The problem ->
Write out each line that follows exactly as it stands, without the pictures.

Data items:
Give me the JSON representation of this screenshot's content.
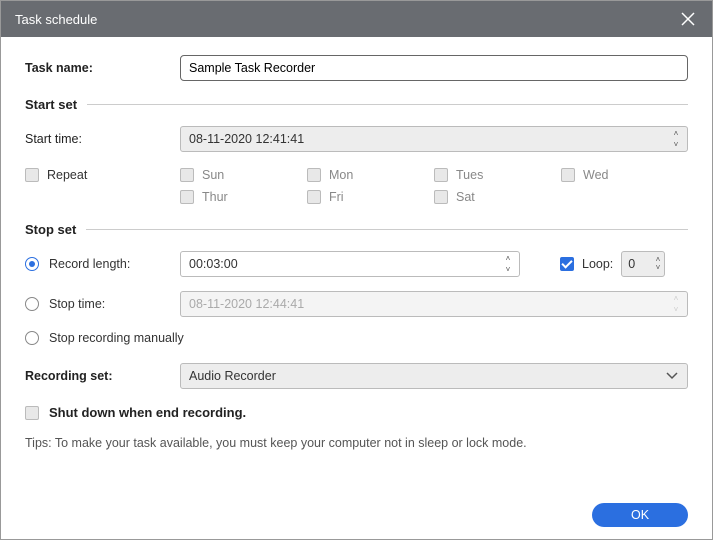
{
  "window": {
    "title": "Task schedule"
  },
  "task_name": {
    "label": "Task name:",
    "value": "Sample Task Recorder"
  },
  "start_set": {
    "header": "Start set",
    "start_time_label": "Start time:",
    "start_time_value": "08-11-2020 12:41:41",
    "repeat_label": "Repeat",
    "days": {
      "sun": "Sun",
      "mon": "Mon",
      "tues": "Tues",
      "wed": "Wed",
      "thur": "Thur",
      "fri": "Fri",
      "sat": "Sat"
    }
  },
  "stop_set": {
    "header": "Stop set",
    "record_length_label": "Record length:",
    "record_length_value": "00:03:00",
    "loop_label": "Loop:",
    "loop_value": "0",
    "stop_time_label": "Stop time:",
    "stop_time_value": "08-11-2020 12:44:41",
    "manual_label": "Stop recording manually",
    "selected": "record_length"
  },
  "recording_set": {
    "label": "Recording set:",
    "value": "Audio Recorder"
  },
  "shutdown": {
    "label": "Shut down when end recording."
  },
  "tips": "Tips: To make your task available, you must keep your computer not in sleep or lock mode.",
  "buttons": {
    "ok": "OK"
  }
}
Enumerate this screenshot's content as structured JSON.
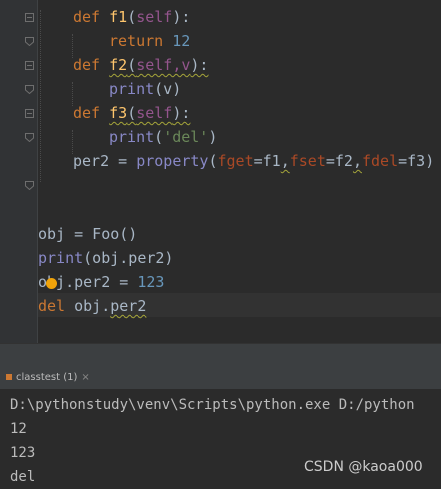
{
  "editor": {
    "code": {
      "l1": {
        "kw": "def",
        "fn": "f1",
        "open": "(",
        "self": "self",
        "close": "):"
      },
      "l2": {
        "kw": "return",
        "num": "12"
      },
      "l3": {
        "kw": "def",
        "fn": "f2",
        "open": "(",
        "params": "self,v",
        "close": "):"
      },
      "l4": {
        "builtin": "print",
        "args": "(v)"
      },
      "l5": {
        "kw": "def",
        "fn": "f3",
        "open": "(",
        "self": "self",
        "close": "):"
      },
      "l6": {
        "builtin": "print",
        "open": "(",
        "str": "'del'",
        "close": ")"
      },
      "l7": {
        "lhs": "per2 = ",
        "builtin": "property",
        "open": "(",
        "fget": "fget",
        "eq1": "=f1",
        "c1": ",",
        "fset": "fset",
        "eq2": "=f2",
        "c2": ",",
        "fdel": "fdel",
        "eq3": "=f3",
        "close": ")"
      },
      "l8": {
        "text": "obj = Foo()"
      },
      "l9": {
        "builtin": "print",
        "args": "(obj.per2)"
      },
      "l10": {
        "o": "o",
        "rest": "bj.per2 = ",
        "num": "123"
      },
      "l11": {
        "kw": "del",
        "space": " obj.",
        "attr": "per2"
      }
    }
  },
  "run_panel": {
    "tab_label": "classtest",
    "tab_count": "(1)",
    "close_glyph": "×"
  },
  "console": {
    "lines": [
      "D:\\pythonstudy\\venv\\Scripts\\python.exe D:/python",
      "12",
      "123",
      "del"
    ]
  },
  "watermark": "CSDN @kaoa000"
}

Solved exercise ->
Give me the JSON representation of this screenshot's content.
{
  "window": {
    "title": "Task schedule"
  },
  "task_name": {
    "label": "Task name:",
    "value": "Sample Task Recorder"
  },
  "start_set": {
    "header": "Start set",
    "start_time_label": "Start time:",
    "start_time_value": "08-11-2020 12:41:41",
    "repeat_label": "Repeat",
    "days": {
      "sun": "Sun",
      "mon": "Mon",
      "tues": "Tues",
      "wed": "Wed",
      "thur": "Thur",
      "fri": "Fri",
      "sat": "Sat"
    }
  },
  "stop_set": {
    "header": "Stop set",
    "record_length_label": "Record length:",
    "record_length_value": "00:03:00",
    "loop_label": "Loop:",
    "loop_value": "0",
    "stop_time_label": "Stop time:",
    "stop_time_value": "08-11-2020 12:44:41",
    "manual_label": "Stop recording manually",
    "selected": "record_length"
  },
  "recording_set": {
    "label": "Recording set:",
    "value": "Audio Recorder"
  },
  "shutdown": {
    "label": "Shut down when end recording."
  },
  "tips": "Tips: To make your task available, you must keep your computer not in sleep or lock mode.",
  "buttons": {
    "ok": "OK"
  }
}
Enumerate this screenshot's content as structured JSON.
{
  "editor": {
    "code": {
      "l1": {
        "kw": "def",
        "fn": "f1",
        "open": "(",
        "self": "self",
        "close": "):"
      },
      "l2": {
        "kw": "return",
        "num": "12"
      },
      "l3": {
        "kw": "def",
        "fn": "f2",
        "open": "(",
        "params": "self,v",
        "close": "):"
      },
      "l4": {
        "builtin": "print",
        "args": "(v)"
      },
      "l5": {
        "kw": "def",
        "fn": "f3",
        "open": "(",
        "self": "self",
        "close": "):"
      },
      "l6": {
        "builtin": "print",
        "open": "(",
        "str": "'del'",
        "close": ")"
      },
      "l7": {
        "lhs": "per2 = ",
        "builtin": "property",
        "open": "(",
        "fget": "fget",
        "eq1": "=f1",
        "c1": ",",
        "fset": "fset",
        "eq2": "=f2",
        "c2": ",",
        "fdel": "fdel",
        "eq3": "=f3",
        "close": ")"
      },
      "l8": {
        "text": "obj = Foo()"
      },
      "l9": {
        "builtin": "print",
        "args": "(obj.per2)"
      },
      "l10": {
        "o": "o",
        "rest": "bj.per2 = ",
        "num": "123"
      },
      "l11": {
        "kw": "del",
        "space": " obj.",
        "attr": "per2"
      }
    }
  },
  "run_panel": {
    "tab_label": "classtest",
    "tab_count": "(1)",
    "close_glyph": "×"
  },
  "console": {
    "lines": [
      "D:\\pythonstudy\\venv\\Scripts\\python.exe D:/python",
      "12",
      "123",
      "del"
    ]
  },
  "watermark": "CSDN @kaoa000"
}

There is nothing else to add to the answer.